Skip the images and return the records below exactly.

→ **Dataset records**:
☆ ☆ ☆

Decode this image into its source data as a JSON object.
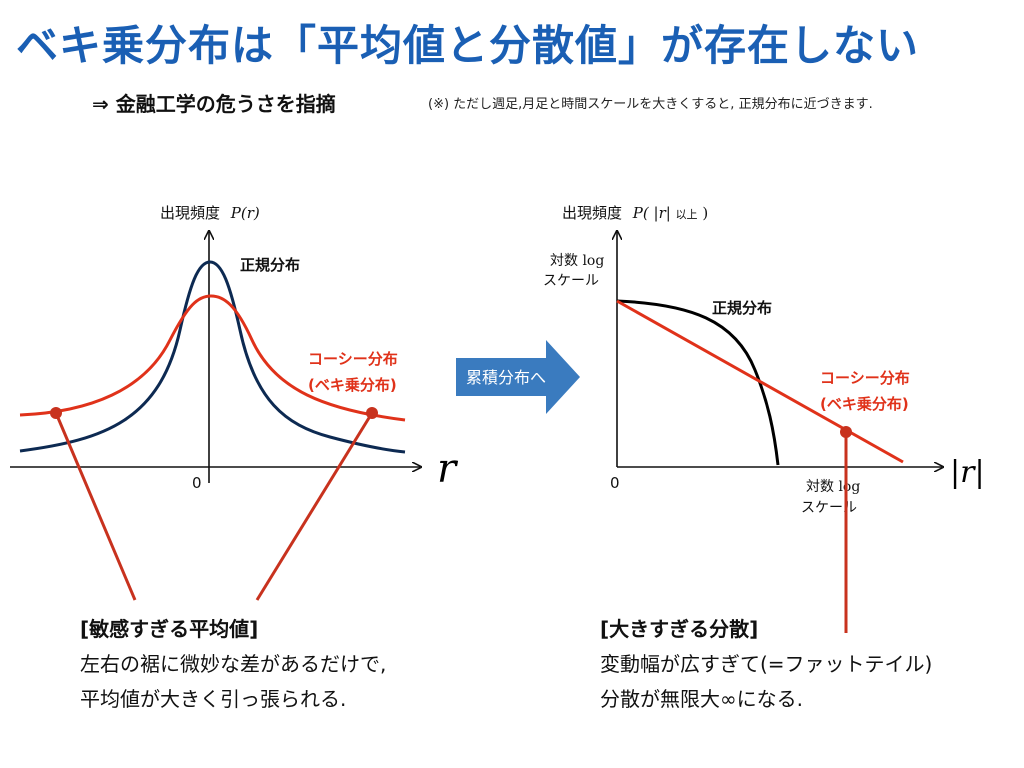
{
  "title": "ベキ乗分布は「平均値と分散値」が存在しない",
  "subtitle": "⇒ 金融工学の危うさを指摘",
  "note": "(※) ただし週足,月足と時間スケールを大きくすると, 正規分布に近づきます.",
  "left_chart": {
    "ylabel_text": "出現頻度",
    "ylabel_var": "P(r)",
    "xlabel": "r",
    "origin": "0",
    "normal_label": "正規分布",
    "cauchy_label_1": "コーシー分布",
    "cauchy_label_2": "(ベキ乗分布)"
  },
  "right_chart": {
    "ylabel_text": "出現頻度",
    "ylabel_var": "P( |r| ",
    "ylabel_suffix": "以上",
    "ylabel_close": ")",
    "y_scale_1": "対数 log",
    "y_scale_2": "スケール",
    "x_scale_1": "対数 log",
    "x_scale_2": "スケール",
    "xlabel": "|r|",
    "origin": "0",
    "normal_label": "正規分布",
    "cauchy_label_1": "コーシー分布",
    "cauchy_label_2": "(ベキ乗分布)"
  },
  "arrow_label": "累積分布へ",
  "caption_left": {
    "head": "[敏感すぎる平均値]",
    "line1": "左右の裾に微妙な差があるだけで,",
    "line2": "平均値が大きく引っ張られる."
  },
  "caption_right": {
    "head": "[大きすぎる分散]",
    "line1": "変動幅が広すぎて(=ファットテイル)",
    "line2": "分散が無限大∞になる."
  },
  "colors": {
    "title": "#1a5fb4",
    "normal_curve": "#0d2a52",
    "cauchy_curve": "#e0321a",
    "pointer": "#c8321e",
    "arrow": "#3a7bbf",
    "black_curve": "#000000"
  },
  "chart_data": [
    {
      "type": "line",
      "series": [
        {
          "name": "正規分布",
          "curve": "bell-narrow"
        },
        {
          "name": "コーシー分布 (ベキ乗分布)",
          "curve": "bell-heavy-tail"
        }
      ],
      "xlabel": "r",
      "ylabel": "出現頻度 P(r)"
    },
    {
      "type": "line",
      "y_scale": "log",
      "x_scale": "log",
      "series": [
        {
          "name": "正規分布",
          "curve": "concave-drop"
        },
        {
          "name": "コーシー分布 (ベキ乗分布)",
          "curve": "straight-line"
        }
      ],
      "xlabel": "|r|",
      "ylabel": "出現頻度 P( |r| 以上)"
    }
  ]
}
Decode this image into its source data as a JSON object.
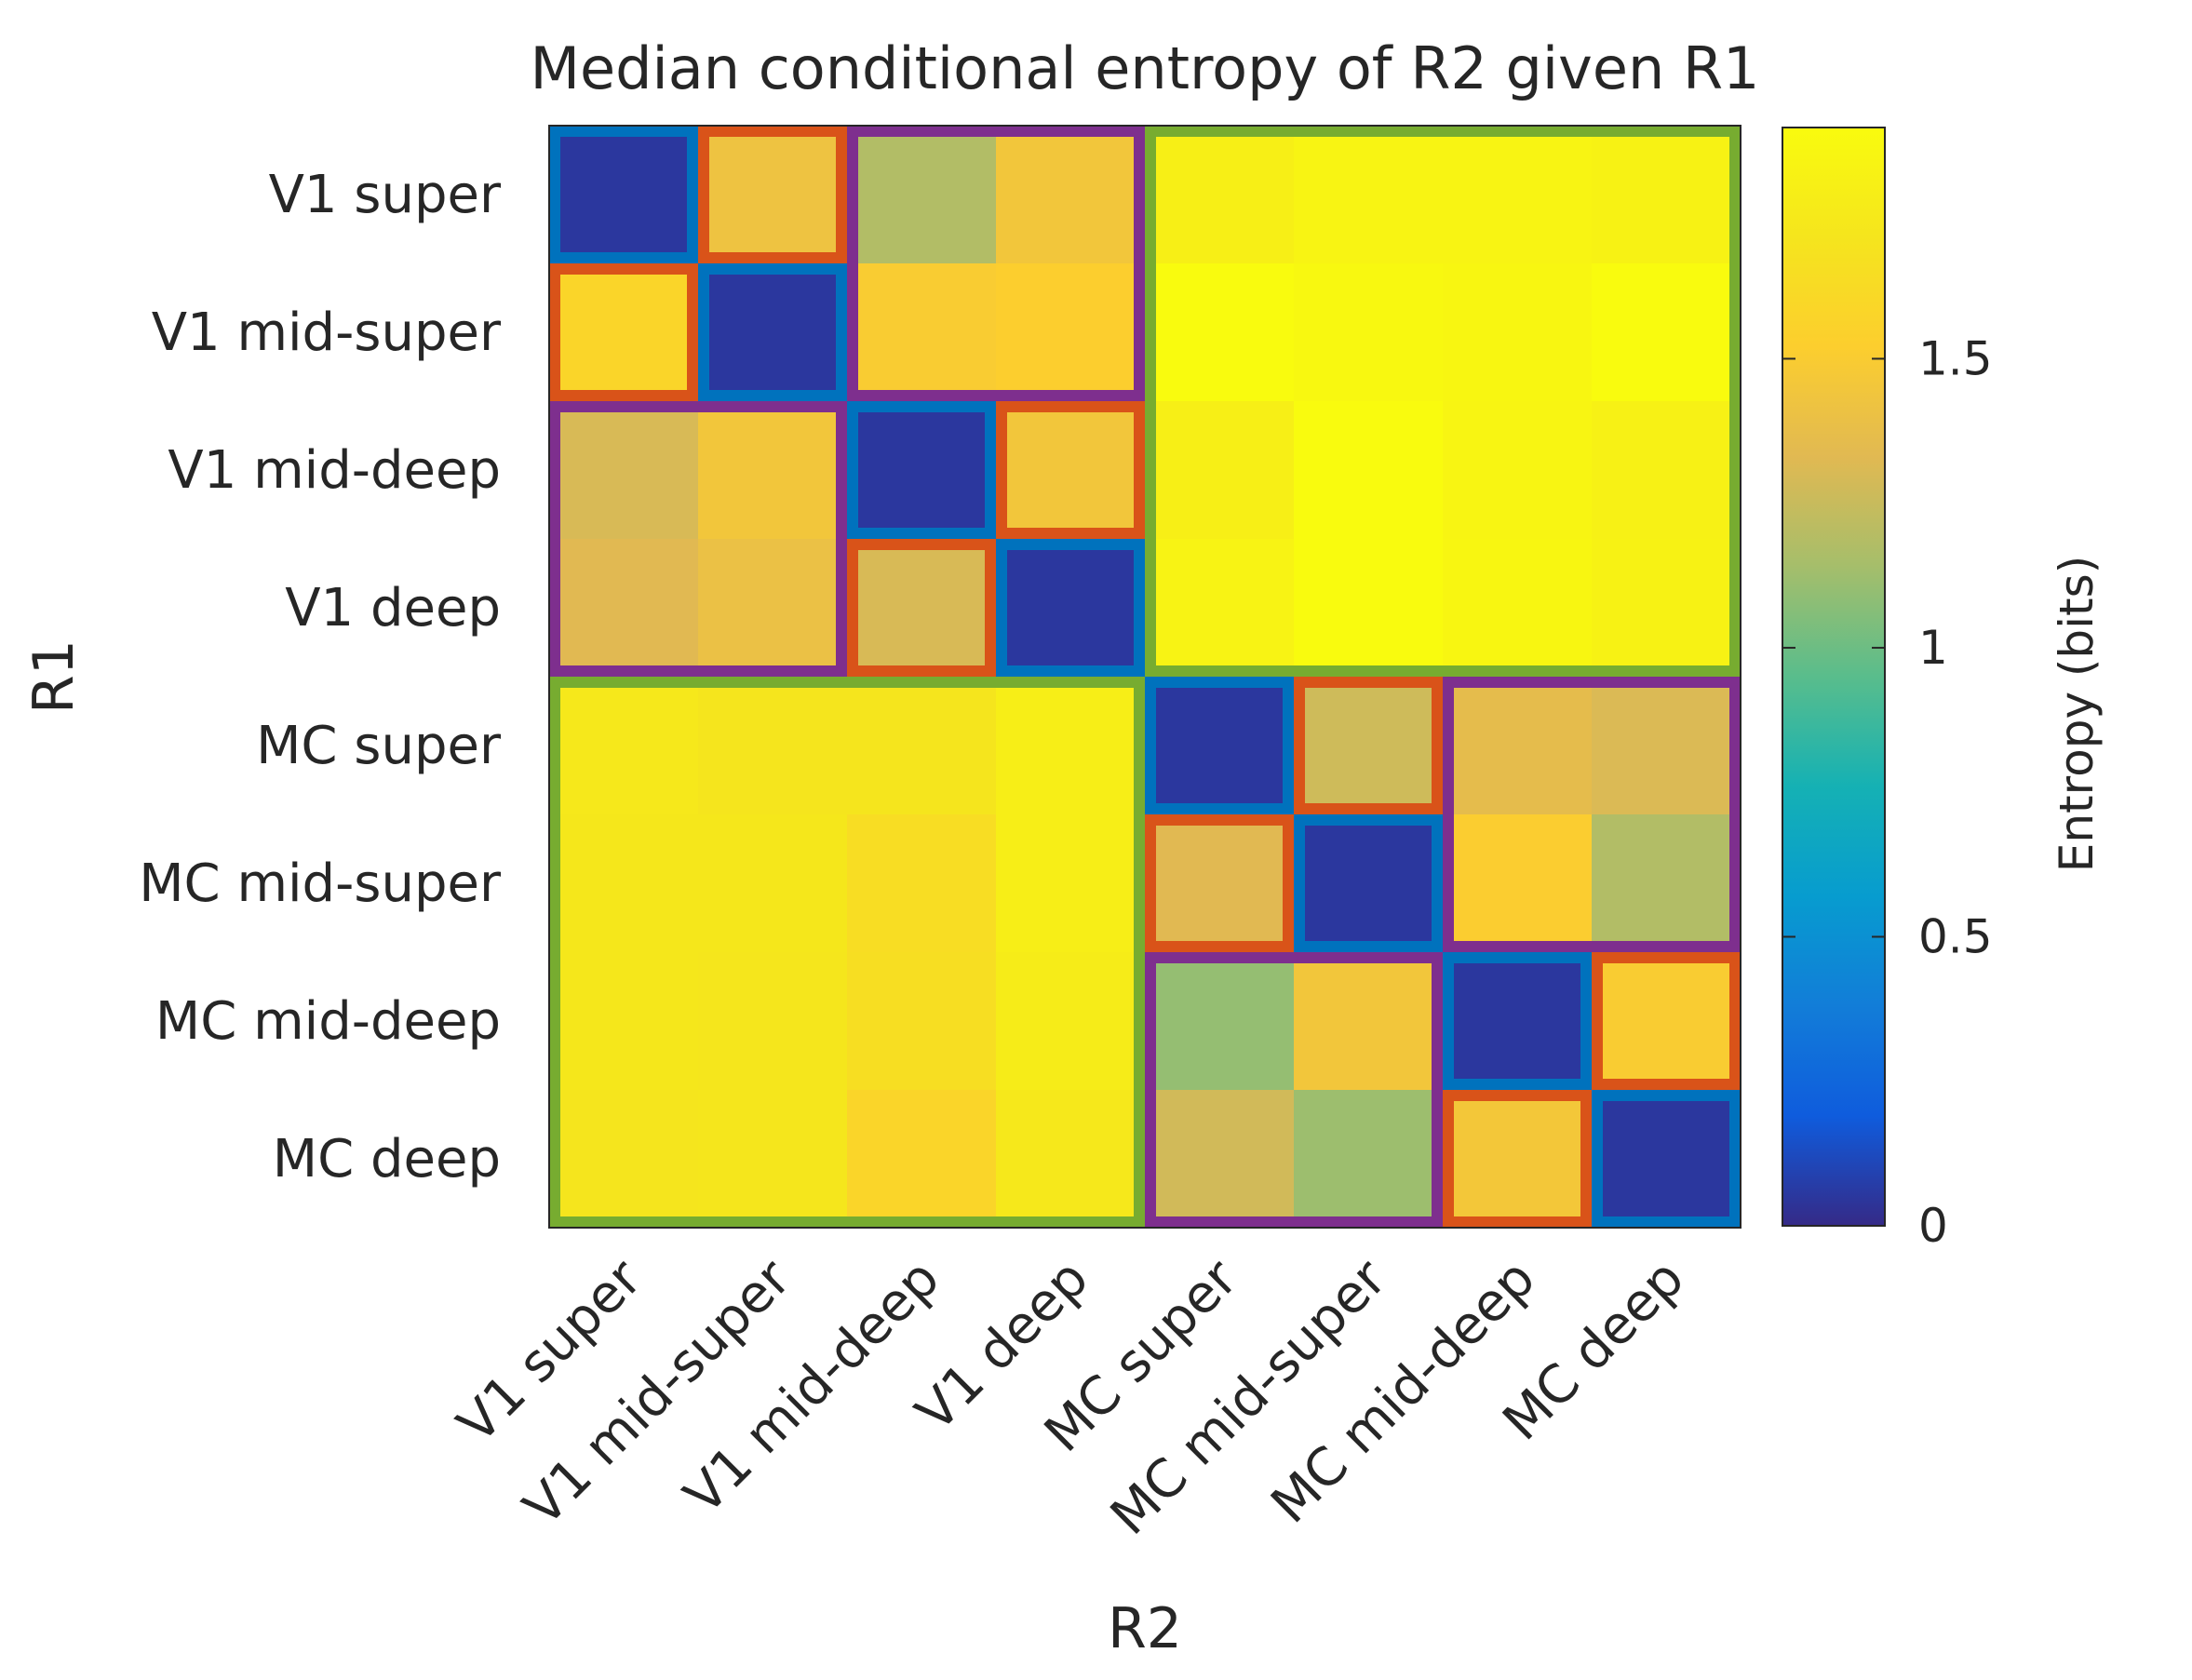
{
  "chart_data": {
    "type": "heatmap",
    "title": "Median conditional entropy of R2 given R1",
    "xlabel": "R2",
    "ylabel": "R1",
    "x_categories": [
      "V1 super",
      "V1 mid-super",
      "V1 mid-deep",
      "V1 deep",
      "MC super",
      "MC mid-super",
      "MC mid-deep",
      "MC deep"
    ],
    "y_categories": [
      "V1 super",
      "V1 mid-super",
      "V1 mid-deep",
      "V1 deep",
      "MC super",
      "MC mid-super",
      "MC mid-deep",
      "MC deep"
    ],
    "values": [
      [
        0.05,
        1.42,
        1.18,
        1.45,
        1.8,
        1.84,
        1.84,
        1.82
      ],
      [
        1.58,
        0.05,
        1.5,
        1.52,
        1.9,
        1.87,
        1.86,
        1.9
      ],
      [
        1.3,
        1.45,
        0.05,
        1.45,
        1.8,
        1.91,
        1.85,
        1.81
      ],
      [
        1.33,
        1.4,
        1.3,
        0.05,
        1.83,
        1.9,
        1.86,
        1.82
      ],
      [
        1.74,
        1.71,
        1.71,
        1.79,
        0.05,
        1.27,
        1.36,
        1.31
      ],
      [
        1.73,
        1.73,
        1.64,
        1.79,
        1.33,
        0.05,
        1.51,
        1.18
      ],
      [
        1.73,
        1.72,
        1.65,
        1.77,
        1.1,
        1.45,
        0.05,
        1.5
      ],
      [
        1.71,
        1.72,
        1.58,
        1.74,
        1.28,
        1.12,
        1.46,
        0.05
      ]
    ],
    "clim": [
      0,
      1.9
    ],
    "colorbar": {
      "label": "Entropy (bits)",
      "ticks": [
        0,
        0.5,
        1,
        1.5
      ],
      "tick_labels": [
        "0",
        "0.5",
        "1",
        "1.5"
      ]
    },
    "block_outline_colors": {
      "self": "#0072bd",
      "same_area_layer_pair": "#d95319",
      "same_area": "#7e2f8e",
      "cross_area": "#77ac30"
    }
  }
}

☆ ☆ ☆

→ **Response below**:
Decode this image into its source data as a JSON object.
{
  "title": "ベキ乗分布は「平均値と分散値」が存在しない",
  "subtitle": "⇒ 金融工学の危うさを指摘",
  "note": "(※) ただし週足,月足と時間スケールを大きくすると, 正規分布に近づきます.",
  "left_chart": {
    "ylabel_text": "出現頻度",
    "ylabel_var": "P(r)",
    "xlabel": "r",
    "origin": "0",
    "normal_label": "正規分布",
    "cauchy_label_1": "コーシー分布",
    "cauchy_label_2": "(ベキ乗分布)"
  },
  "right_chart": {
    "ylabel_text": "出現頻度",
    "ylabel_var": "P( |r| ",
    "ylabel_suffix": "以上",
    "ylabel_close": ")",
    "y_scale_1": "対数 log",
    "y_scale_2": "スケール",
    "x_scale_1": "対数 log",
    "x_scale_2": "スケール",
    "xlabel": "|r|",
    "origin": "0",
    "normal_label": "正規分布",
    "cauchy_label_1": "コーシー分布",
    "cauchy_label_2": "(ベキ乗分布)"
  },
  "arrow_label": "累積分布へ",
  "caption_left": {
    "head": "[敏感すぎる平均値]",
    "line1": "左右の裾に微妙な差があるだけで,",
    "line2": "平均値が大きく引っ張られる."
  },
  "caption_right": {
    "head": "[大きすぎる分散]",
    "line1": "変動幅が広すぎて(=ファットテイル)",
    "line2": "分散が無限大∞になる."
  },
  "colors": {
    "title": "#1a5fb4",
    "normal_curve": "#0d2a52",
    "cauchy_curve": "#e0321a",
    "pointer": "#c8321e",
    "arrow": "#3a7bbf",
    "black_curve": "#000000"
  },
  "chart_data": [
    {
      "type": "line",
      "series": [
        {
          "name": "正規分布",
          "curve": "bell-narrow"
        },
        {
          "name": "コーシー分布 (ベキ乗分布)",
          "curve": "bell-heavy-tail"
        }
      ],
      "xlabel": "r",
      "ylabel": "出現頻度 P(r)"
    },
    {
      "type": "line",
      "y_scale": "log",
      "x_scale": "log",
      "series": [
        {
          "name": "正規分布",
          "curve": "concave-drop"
        },
        {
          "name": "コーシー分布 (ベキ乗分布)",
          "curve": "straight-line"
        }
      ],
      "xlabel": "|r|",
      "ylabel": "出現頻度 P( |r| 以上)"
    }
  ]
}
Decode this image into its source data as a JSON object.
{
  "chart_data": {
    "type": "heatmap",
    "title": "Median conditional entropy of R2 given R1",
    "xlabel": "R2",
    "ylabel": "R1",
    "x_categories": [
      "V1 super",
      "V1 mid-super",
      "V1 mid-deep",
      "V1 deep",
      "MC super",
      "MC mid-super",
      "MC mid-deep",
      "MC deep"
    ],
    "y_categories": [
      "V1 super",
      "V1 mid-super",
      "V1 mid-deep",
      "V1 deep",
      "MC super",
      "MC mid-super",
      "MC mid-deep",
      "MC deep"
    ],
    "values": [
      [
        0.05,
        1.42,
        1.18,
        1.45,
        1.8,
        1.84,
        1.84,
        1.82
      ],
      [
        1.58,
        0.05,
        1.5,
        1.52,
        1.9,
        1.87,
        1.86,
        1.9
      ],
      [
        1.3,
        1.45,
        0.05,
        1.45,
        1.8,
        1.91,
        1.85,
        1.81
      ],
      [
        1.33,
        1.4,
        1.3,
        0.05,
        1.83,
        1.9,
        1.86,
        1.82
      ],
      [
        1.74,
        1.71,
        1.71,
        1.79,
        0.05,
        1.27,
        1.36,
        1.31
      ],
      [
        1.73,
        1.73,
        1.64,
        1.79,
        1.33,
        0.05,
        1.51,
        1.18
      ],
      [
        1.73,
        1.72,
        1.65,
        1.77,
        1.1,
        1.45,
        0.05,
        1.5
      ],
      [
        1.71,
        1.72,
        1.58,
        1.74,
        1.28,
        1.12,
        1.46,
        0.05
      ]
    ],
    "clim": [
      0,
      1.9
    ],
    "colorbar": {
      "label": "Entropy (bits)",
      "ticks": [
        0,
        0.5,
        1,
        1.5
      ],
      "tick_labels": [
        "0",
        "0.5",
        "1",
        "1.5"
      ]
    },
    "block_outline_colors": {
      "self": "#0072bd",
      "same_area_layer_pair": "#d95319",
      "same_area": "#7e2f8e",
      "cross_area": "#77ac30"
    }
  }
}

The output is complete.